**Given request**
Say how many lines include "this", with no words around the number.

**Dataset items**

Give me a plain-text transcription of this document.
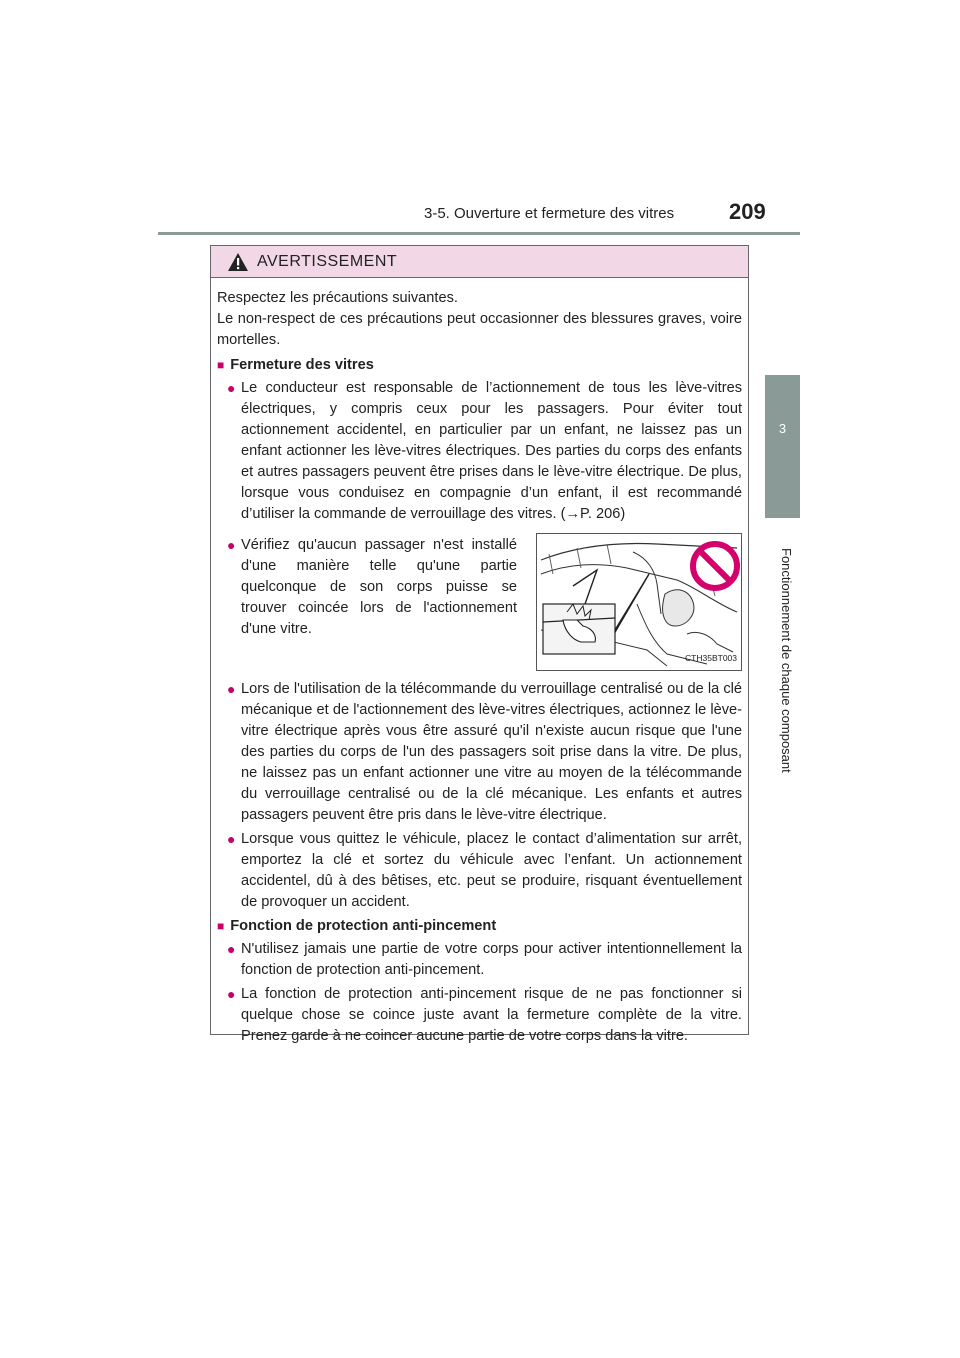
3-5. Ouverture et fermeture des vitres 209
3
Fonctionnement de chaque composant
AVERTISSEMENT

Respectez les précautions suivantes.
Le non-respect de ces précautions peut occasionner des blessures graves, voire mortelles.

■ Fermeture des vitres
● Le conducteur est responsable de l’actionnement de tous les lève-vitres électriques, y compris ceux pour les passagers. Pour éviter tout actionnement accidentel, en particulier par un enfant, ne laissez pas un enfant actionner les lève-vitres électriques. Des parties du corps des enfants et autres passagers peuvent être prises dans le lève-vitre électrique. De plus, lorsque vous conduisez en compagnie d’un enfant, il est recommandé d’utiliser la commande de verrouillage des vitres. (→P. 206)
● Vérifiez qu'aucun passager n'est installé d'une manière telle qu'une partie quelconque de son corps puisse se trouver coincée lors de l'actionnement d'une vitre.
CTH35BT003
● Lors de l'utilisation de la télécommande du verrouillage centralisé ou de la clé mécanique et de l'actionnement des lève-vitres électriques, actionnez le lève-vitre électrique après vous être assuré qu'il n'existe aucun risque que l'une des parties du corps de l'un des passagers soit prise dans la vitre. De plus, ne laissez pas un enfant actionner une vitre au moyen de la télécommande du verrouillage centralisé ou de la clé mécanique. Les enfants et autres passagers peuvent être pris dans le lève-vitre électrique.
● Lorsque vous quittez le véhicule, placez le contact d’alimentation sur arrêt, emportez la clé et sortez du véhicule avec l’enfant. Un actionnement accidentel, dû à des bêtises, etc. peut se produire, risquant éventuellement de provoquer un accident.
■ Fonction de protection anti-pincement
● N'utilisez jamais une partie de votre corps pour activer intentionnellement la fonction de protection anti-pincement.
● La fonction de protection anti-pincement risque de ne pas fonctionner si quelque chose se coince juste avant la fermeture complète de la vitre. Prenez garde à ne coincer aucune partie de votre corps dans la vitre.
---
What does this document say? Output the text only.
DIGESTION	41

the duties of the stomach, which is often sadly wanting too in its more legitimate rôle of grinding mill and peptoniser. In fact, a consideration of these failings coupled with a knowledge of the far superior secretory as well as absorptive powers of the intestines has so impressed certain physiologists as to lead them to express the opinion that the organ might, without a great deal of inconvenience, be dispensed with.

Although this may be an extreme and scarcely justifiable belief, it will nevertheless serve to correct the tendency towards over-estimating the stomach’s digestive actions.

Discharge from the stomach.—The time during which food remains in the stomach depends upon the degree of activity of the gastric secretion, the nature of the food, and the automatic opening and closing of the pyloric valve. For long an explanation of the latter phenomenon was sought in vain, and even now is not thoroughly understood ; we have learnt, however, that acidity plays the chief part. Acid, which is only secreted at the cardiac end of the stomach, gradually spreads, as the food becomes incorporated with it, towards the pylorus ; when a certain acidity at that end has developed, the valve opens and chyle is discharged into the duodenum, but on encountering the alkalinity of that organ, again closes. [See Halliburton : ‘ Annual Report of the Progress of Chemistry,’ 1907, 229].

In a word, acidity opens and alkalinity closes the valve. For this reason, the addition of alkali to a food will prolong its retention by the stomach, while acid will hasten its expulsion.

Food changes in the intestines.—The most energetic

**The completed task**
4